__BRIEF__.
From the listing that follows, extract every line and set it down unaltered.
* BEGIN *
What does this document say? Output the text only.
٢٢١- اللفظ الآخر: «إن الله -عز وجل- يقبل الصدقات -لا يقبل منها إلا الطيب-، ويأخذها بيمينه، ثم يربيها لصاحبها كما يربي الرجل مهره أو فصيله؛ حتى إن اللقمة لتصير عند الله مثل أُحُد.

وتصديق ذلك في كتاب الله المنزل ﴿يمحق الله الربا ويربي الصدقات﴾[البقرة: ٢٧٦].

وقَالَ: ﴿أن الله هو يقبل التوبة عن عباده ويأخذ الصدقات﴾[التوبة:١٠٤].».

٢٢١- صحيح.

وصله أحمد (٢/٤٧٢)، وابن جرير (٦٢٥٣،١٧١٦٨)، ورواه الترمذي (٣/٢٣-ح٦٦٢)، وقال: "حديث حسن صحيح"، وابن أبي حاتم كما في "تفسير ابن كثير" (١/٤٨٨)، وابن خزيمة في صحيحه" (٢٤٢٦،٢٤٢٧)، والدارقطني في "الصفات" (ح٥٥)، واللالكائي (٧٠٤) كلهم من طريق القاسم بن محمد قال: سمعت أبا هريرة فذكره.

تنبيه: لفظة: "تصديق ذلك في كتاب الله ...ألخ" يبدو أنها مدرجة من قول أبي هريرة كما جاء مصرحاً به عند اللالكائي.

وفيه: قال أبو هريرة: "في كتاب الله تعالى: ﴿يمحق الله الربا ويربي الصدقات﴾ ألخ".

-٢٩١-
* END *
__RESULT OF THIS EXERCISE__.
What does this document say? Output the text only.
٢٢١- اللفظ الآخر: «إن الله -عز وجل- يقبل الصدقات -لا يقبل منها إلا الطيب-، ويأخذها بيمينه، ثم يربيها لصاحبها كما يربي الرجل مهره أو فصيله؛ حتى إن اللقمة لتصير عند الله مثل أُحُد.

وتصديق ذلك في كتاب الله المنزل ﴿يمحق الله الربا ويربي الصدقات﴾[البقرة: ٢٧٦].

وقَالَ: ﴿أن الله هو يقبل التوبة عن عباده ويأخذ الصدقات﴾[التوبة:١٠٤].».

٢٢١- صحيح.

وصله أحمد (٢/٤٧٢)، وابن جرير (٦٢٥٣،١٧١٦٨)، ورواه الترمذي (٣/٢٣-ح٦٦٢)، وقال: "حديث حسن صحيح"، وابن أبي حاتم كما في "تفسير ابن كثير" (١/٤٨٨)، وابن خزيمة في صحيحه" (٢٤٢٦،٢٤٢٧)، والدارقطني في "الصفات" (ح٥٥)، واللالكائي (٧٠٤) كلهم من طريق القاسم بن محمد قال: سمعت أبا هريرة فذكره.

تنبيه: لفظة: "تصديق ذلك في كتاب الله ...ألخ" يبدو أنها مدرجة من قول أبي هريرة كما جاء مصرحاً به عند اللالكائي.

وفيه: قال أبو هريرة: "في كتاب الله تعالى: ﴿يمحق الله الربا ويربي الصدقات﴾ ألخ".

-٢٩١-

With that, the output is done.